**PROMPT**
Exact reproduction of the data is required, with images excluded.

**DATA SUPPLIED**

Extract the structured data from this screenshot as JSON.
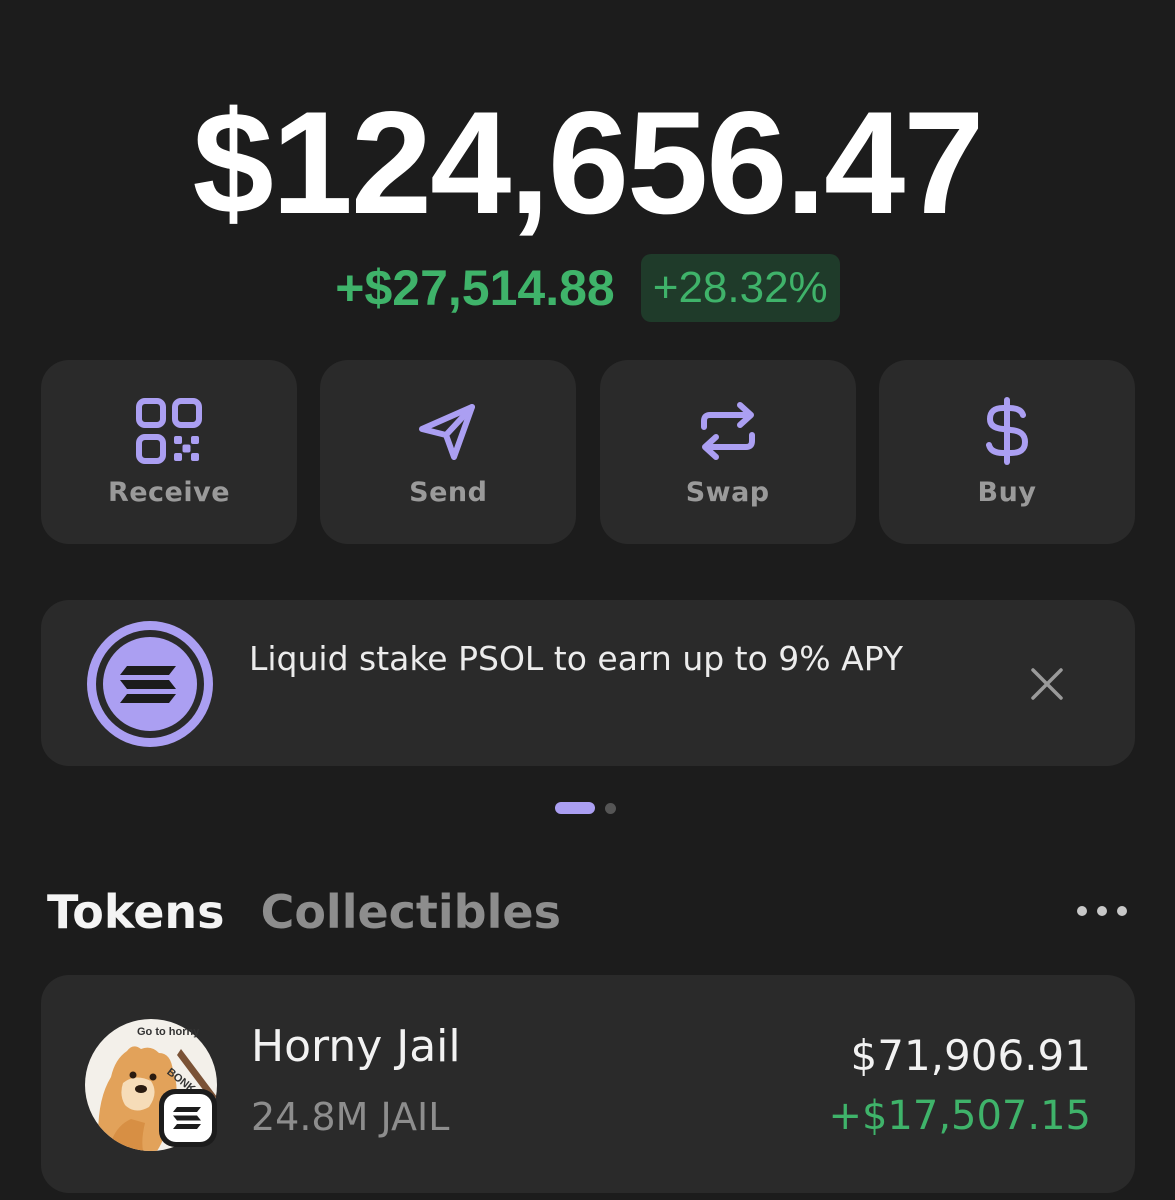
{
  "portfolio": {
    "balance": "$124,656.47",
    "change_amount": "+$27,514.88",
    "change_percent": "+28.32%"
  },
  "actions": [
    {
      "label": "Receive",
      "icon": "qr-code-icon"
    },
    {
      "label": "Send",
      "icon": "send-icon"
    },
    {
      "label": "Swap",
      "icon": "swap-icon"
    },
    {
      "label": "Buy",
      "icon": "dollar-icon"
    }
  ],
  "promo": {
    "text": "Liquid stake PSOL to earn up to 9% APY",
    "icon": "solana-logo-icon",
    "close_icon": "close-icon"
  },
  "carousel": {
    "active_index": 0,
    "count": 2
  },
  "tabs": [
    {
      "label": "Tokens",
      "active": true
    },
    {
      "label": "Collectibles",
      "active": false
    }
  ],
  "more_icon": "more-horizontal-icon",
  "tokens": [
    {
      "name": "Horny Jail",
      "quantity": "24.8M JAIL",
      "value": "$71,906.91",
      "change": "+$17,507.15",
      "image_caption": "Go to horny",
      "image_stamp": "BONK"
    }
  ],
  "colors": {
    "background": "#1c1c1c",
    "card": "#2a2a2a",
    "accent_purple": "#ab9ff2",
    "positive_green": "#3fb36a",
    "positive_bg": "#1f3b2a",
    "muted_text": "#8d8d8d"
  }
}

**EXERCISE RESPONSE**
Extract the structured data from this screenshot as JSON.
{
  "portfolio": {
    "balance": "$124,656.47",
    "change_amount": "+$27,514.88",
    "change_percent": "+28.32%"
  },
  "actions": [
    {
      "label": "Receive",
      "icon": "qr-code-icon"
    },
    {
      "label": "Send",
      "icon": "send-icon"
    },
    {
      "label": "Swap",
      "icon": "swap-icon"
    },
    {
      "label": "Buy",
      "icon": "dollar-icon"
    }
  ],
  "promo": {
    "text": "Liquid stake PSOL to earn up to 9% APY",
    "icon": "solana-logo-icon",
    "close_icon": "close-icon"
  },
  "carousel": {
    "active_index": 0,
    "count": 2
  },
  "tabs": [
    {
      "label": "Tokens",
      "active": true
    },
    {
      "label": "Collectibles",
      "active": false
    }
  ],
  "more_icon": "more-horizontal-icon",
  "tokens": [
    {
      "name": "Horny Jail",
      "quantity": "24.8M JAIL",
      "value": "$71,906.91",
      "change": "+$17,507.15",
      "image_caption": "Go to horny",
      "image_stamp": "BONK"
    }
  ],
  "colors": {
    "background": "#1c1c1c",
    "card": "#2a2a2a",
    "accent_purple": "#ab9ff2",
    "positive_green": "#3fb36a",
    "positive_bg": "#1f3b2a",
    "muted_text": "#8d8d8d"
  }
}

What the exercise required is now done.